---------- RECORDS FOR THIS EXERCISE

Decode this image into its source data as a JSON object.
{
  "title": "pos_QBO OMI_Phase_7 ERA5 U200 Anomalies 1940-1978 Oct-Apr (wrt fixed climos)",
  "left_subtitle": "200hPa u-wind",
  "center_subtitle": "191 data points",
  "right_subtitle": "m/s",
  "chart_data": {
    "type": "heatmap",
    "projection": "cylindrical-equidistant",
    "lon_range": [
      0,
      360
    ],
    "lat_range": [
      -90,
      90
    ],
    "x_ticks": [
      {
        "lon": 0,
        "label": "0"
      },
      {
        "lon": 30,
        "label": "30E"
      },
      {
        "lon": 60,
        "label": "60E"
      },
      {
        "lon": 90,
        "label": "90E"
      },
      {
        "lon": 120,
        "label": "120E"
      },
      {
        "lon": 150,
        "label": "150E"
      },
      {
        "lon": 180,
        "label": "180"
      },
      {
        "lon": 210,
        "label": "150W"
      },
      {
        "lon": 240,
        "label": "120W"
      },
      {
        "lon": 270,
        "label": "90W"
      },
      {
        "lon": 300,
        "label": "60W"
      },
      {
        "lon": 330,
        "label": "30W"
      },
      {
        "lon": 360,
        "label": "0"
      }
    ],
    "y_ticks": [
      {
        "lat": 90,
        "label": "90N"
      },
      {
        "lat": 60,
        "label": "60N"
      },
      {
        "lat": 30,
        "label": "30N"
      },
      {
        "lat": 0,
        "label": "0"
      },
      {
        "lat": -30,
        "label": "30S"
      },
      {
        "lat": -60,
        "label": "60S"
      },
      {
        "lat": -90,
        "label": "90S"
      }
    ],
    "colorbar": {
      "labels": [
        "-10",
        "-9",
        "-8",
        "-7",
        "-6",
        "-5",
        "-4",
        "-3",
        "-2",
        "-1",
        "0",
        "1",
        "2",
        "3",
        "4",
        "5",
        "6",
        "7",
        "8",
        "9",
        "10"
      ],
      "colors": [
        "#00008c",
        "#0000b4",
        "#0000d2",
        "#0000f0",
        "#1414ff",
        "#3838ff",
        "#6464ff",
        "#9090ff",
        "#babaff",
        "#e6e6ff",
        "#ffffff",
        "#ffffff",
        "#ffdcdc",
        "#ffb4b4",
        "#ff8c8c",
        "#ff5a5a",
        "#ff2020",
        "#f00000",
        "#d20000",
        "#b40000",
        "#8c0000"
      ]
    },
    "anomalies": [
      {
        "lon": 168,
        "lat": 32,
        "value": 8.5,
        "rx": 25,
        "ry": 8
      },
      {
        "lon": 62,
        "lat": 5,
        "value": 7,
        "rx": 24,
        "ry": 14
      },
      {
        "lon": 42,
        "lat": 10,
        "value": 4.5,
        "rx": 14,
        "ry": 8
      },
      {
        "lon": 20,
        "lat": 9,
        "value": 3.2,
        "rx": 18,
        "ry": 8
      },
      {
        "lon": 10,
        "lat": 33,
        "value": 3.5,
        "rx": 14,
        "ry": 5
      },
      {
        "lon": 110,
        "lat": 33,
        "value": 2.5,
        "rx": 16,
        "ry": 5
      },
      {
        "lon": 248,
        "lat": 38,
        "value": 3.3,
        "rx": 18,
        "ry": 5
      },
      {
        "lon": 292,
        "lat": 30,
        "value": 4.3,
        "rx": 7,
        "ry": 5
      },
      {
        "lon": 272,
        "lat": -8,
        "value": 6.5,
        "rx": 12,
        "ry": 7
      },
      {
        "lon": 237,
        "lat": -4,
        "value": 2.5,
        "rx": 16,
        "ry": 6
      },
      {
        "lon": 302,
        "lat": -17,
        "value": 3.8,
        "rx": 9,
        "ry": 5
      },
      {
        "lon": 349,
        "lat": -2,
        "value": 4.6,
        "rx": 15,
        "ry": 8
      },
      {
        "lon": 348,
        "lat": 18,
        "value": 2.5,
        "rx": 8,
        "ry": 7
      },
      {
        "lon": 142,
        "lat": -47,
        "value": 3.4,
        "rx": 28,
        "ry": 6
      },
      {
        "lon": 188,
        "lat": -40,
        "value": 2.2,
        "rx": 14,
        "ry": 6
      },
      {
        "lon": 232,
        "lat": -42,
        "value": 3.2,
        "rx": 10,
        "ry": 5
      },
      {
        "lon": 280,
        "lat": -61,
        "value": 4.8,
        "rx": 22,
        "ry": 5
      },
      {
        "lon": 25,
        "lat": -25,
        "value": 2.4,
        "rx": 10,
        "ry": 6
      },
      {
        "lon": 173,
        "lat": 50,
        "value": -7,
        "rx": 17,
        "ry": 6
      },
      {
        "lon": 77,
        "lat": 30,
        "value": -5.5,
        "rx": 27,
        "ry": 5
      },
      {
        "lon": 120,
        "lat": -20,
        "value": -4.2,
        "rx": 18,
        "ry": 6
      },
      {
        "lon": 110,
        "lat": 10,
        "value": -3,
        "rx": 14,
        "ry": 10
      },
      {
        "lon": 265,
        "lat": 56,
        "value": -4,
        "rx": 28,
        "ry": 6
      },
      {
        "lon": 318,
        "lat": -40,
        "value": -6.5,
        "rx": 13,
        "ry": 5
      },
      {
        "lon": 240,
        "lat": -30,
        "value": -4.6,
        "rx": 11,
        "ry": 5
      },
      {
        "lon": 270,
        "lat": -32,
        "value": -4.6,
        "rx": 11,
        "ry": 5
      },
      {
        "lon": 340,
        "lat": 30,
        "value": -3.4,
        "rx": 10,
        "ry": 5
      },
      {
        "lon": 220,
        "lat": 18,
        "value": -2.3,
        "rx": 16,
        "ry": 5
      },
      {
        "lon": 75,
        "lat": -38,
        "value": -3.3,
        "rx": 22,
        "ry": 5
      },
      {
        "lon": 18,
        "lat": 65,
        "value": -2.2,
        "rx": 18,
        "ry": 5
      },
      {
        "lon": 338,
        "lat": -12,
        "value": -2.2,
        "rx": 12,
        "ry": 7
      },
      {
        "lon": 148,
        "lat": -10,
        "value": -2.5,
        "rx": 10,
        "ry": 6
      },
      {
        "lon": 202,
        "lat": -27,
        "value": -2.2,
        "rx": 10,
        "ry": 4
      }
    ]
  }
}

--------------------

OBJECTIVE — Write out the full listing, keeping every line exactly as it is.

RESULT —
Decode this image into its source data as a JSON object.
{
  "title": "pos_QBO OMI_Phase_7 ERA5 U200 Anomalies 1940-1978 Oct-Apr (wrt fixed climos)",
  "left_subtitle": "200hPa u-wind",
  "center_subtitle": "191 data points",
  "right_subtitle": "m/s",
  "chart_data": {
    "type": "heatmap",
    "projection": "cylindrical-equidistant",
    "lon_range": [
      0,
      360
    ],
    "lat_range": [
      -90,
      90
    ],
    "x_ticks": [
      {
        "lon": 0,
        "label": "0"
      },
      {
        "lon": 30,
        "label": "30E"
      },
      {
        "lon": 60,
        "label": "60E"
      },
      {
        "lon": 90,
        "label": "90E"
      },
      {
        "lon": 120,
        "label": "120E"
      },
      {
        "lon": 150,
        "label": "150E"
      },
      {
        "lon": 180,
        "label": "180"
      },
      {
        "lon": 210,
        "label": "150W"
      },
      {
        "lon": 240,
        "label": "120W"
      },
      {
        "lon": 270,
        "label": "90W"
      },
      {
        "lon": 300,
        "label": "60W"
      },
      {
        "lon": 330,
        "label": "30W"
      },
      {
        "lon": 360,
        "label": "0"
      }
    ],
    "y_ticks": [
      {
        "lat": 90,
        "label": "90N"
      },
      {
        "lat": 60,
        "label": "60N"
      },
      {
        "lat": 30,
        "label": "30N"
      },
      {
        "lat": 0,
        "label": "0"
      },
      {
        "lat": -30,
        "label": "30S"
      },
      {
        "lat": -60,
        "label": "60S"
      },
      {
        "lat": -90,
        "label": "90S"
      }
    ],
    "colorbar": {
      "labels": [
        "-10",
        "-9",
        "-8",
        "-7",
        "-6",
        "-5",
        "-4",
        "-3",
        "-2",
        "-1",
        "0",
        "1",
        "2",
        "3",
        "4",
        "5",
        "6",
        "7",
        "8",
        "9",
        "10"
      ],
      "colors": [
        "#00008c",
        "#0000b4",
        "#0000d2",
        "#0000f0",
        "#1414ff",
        "#3838ff",
        "#6464ff",
        "#9090ff",
        "#babaff",
        "#e6e6ff",
        "#ffffff",
        "#ffffff",
        "#ffdcdc",
        "#ffb4b4",
        "#ff8c8c",
        "#ff5a5a",
        "#ff2020",
        "#f00000",
        "#d20000",
        "#b40000",
        "#8c0000"
      ]
    },
    "anomalies": [
      {
        "lon": 168,
        "lat": 32,
        "value": 8.5,
        "rx": 25,
        "ry": 8
      },
      {
        "lon": 62,
        "lat": 5,
        "value": 7,
        "rx": 24,
        "ry": 14
      },
      {
        "lon": 42,
        "lat": 10,
        "value": 4.5,
        "rx": 14,
        "ry": 8
      },
      {
        "lon": 20,
        "lat": 9,
        "value": 3.2,
        "rx": 18,
        "ry": 8
      },
      {
        "lon": 10,
        "lat": 33,
        "value": 3.5,
        "rx": 14,
        "ry": 5
      },
      {
        "lon": 110,
        "lat": 33,
        "value": 2.5,
        "rx": 16,
        "ry": 5
      },
      {
        "lon": 248,
        "lat": 38,
        "value": 3.3,
        "rx": 18,
        "ry": 5
      },
      {
        "lon": 292,
        "lat": 30,
        "value": 4.3,
        "rx": 7,
        "ry": 5
      },
      {
        "lon": 272,
        "lat": -8,
        "value": 6.5,
        "rx": 12,
        "ry": 7
      },
      {
        "lon": 237,
        "lat": -4,
        "value": 2.5,
        "rx": 16,
        "ry": 6
      },
      {
        "lon": 302,
        "lat": -17,
        "value": 3.8,
        "rx": 9,
        "ry": 5
      },
      {
        "lon": 349,
        "lat": -2,
        "value": 4.6,
        "rx": 15,
        "ry": 8
      },
      {
        "lon": 348,
        "lat": 18,
        "value": 2.5,
        "rx": 8,
        "ry": 7
      },
      {
        "lon": 142,
        "lat": -47,
        "value": 3.4,
        "rx": 28,
        "ry": 6
      },
      {
        "lon": 188,
        "lat": -40,
        "value": 2.2,
        "rx": 14,
        "ry": 6
      },
      {
        "lon": 232,
        "lat": -42,
        "value": 3.2,
        "rx": 10,
        "ry": 5
      },
      {
        "lon": 280,
        "lat": -61,
        "value": 4.8,
        "rx": 22,
        "ry": 5
      },
      {
        "lon": 25,
        "lat": -25,
        "value": 2.4,
        "rx": 10,
        "ry": 6
      },
      {
        "lon": 173,
        "lat": 50,
        "value": -7,
        "rx": 17,
        "ry": 6
      },
      {
        "lon": 77,
        "lat": 30,
        "value": -5.5,
        "rx": 27,
        "ry": 5
      },
      {
        "lon": 120,
        "lat": -20,
        "value": -4.2,
        "rx": 18,
        "ry": 6
      },
      {
        "lon": 110,
        "lat": 10,
        "value": -3,
        "rx": 14,
        "ry": 10
      },
      {
        "lon": 265,
        "lat": 56,
        "value": -4,
        "rx": 28,
        "ry": 6
      },
      {
        "lon": 318,
        "lat": -40,
        "value": -6.5,
        "rx": 13,
        "ry": 5
      },
      {
        "lon": 240,
        "lat": -30,
        "value": -4.6,
        "rx": 11,
        "ry": 5
      },
      {
        "lon": 270,
        "lat": -32,
        "value": -4.6,
        "rx": 11,
        "ry": 5
      },
      {
        "lon": 340,
        "lat": 30,
        "value": -3.4,
        "rx": 10,
        "ry": 5
      },
      {
        "lon": 220,
        "lat": 18,
        "value": -2.3,
        "rx": 16,
        "ry": 5
      },
      {
        "lon": 75,
        "lat": -38,
        "value": -3.3,
        "rx": 22,
        "ry": 5
      },
      {
        "lon": 18,
        "lat": 65,
        "value": -2.2,
        "rx": 18,
        "ry": 5
      },
      {
        "lon": 338,
        "lat": -12,
        "value": -2.2,
        "rx": 12,
        "ry": 7
      },
      {
        "lon": 148,
        "lat": -10,
        "value": -2.5,
        "rx": 10,
        "ry": 6
      },
      {
        "lon": 202,
        "lat": -27,
        "value": -2.2,
        "rx": 10,
        "ry": 4
      }
    ]
  }
}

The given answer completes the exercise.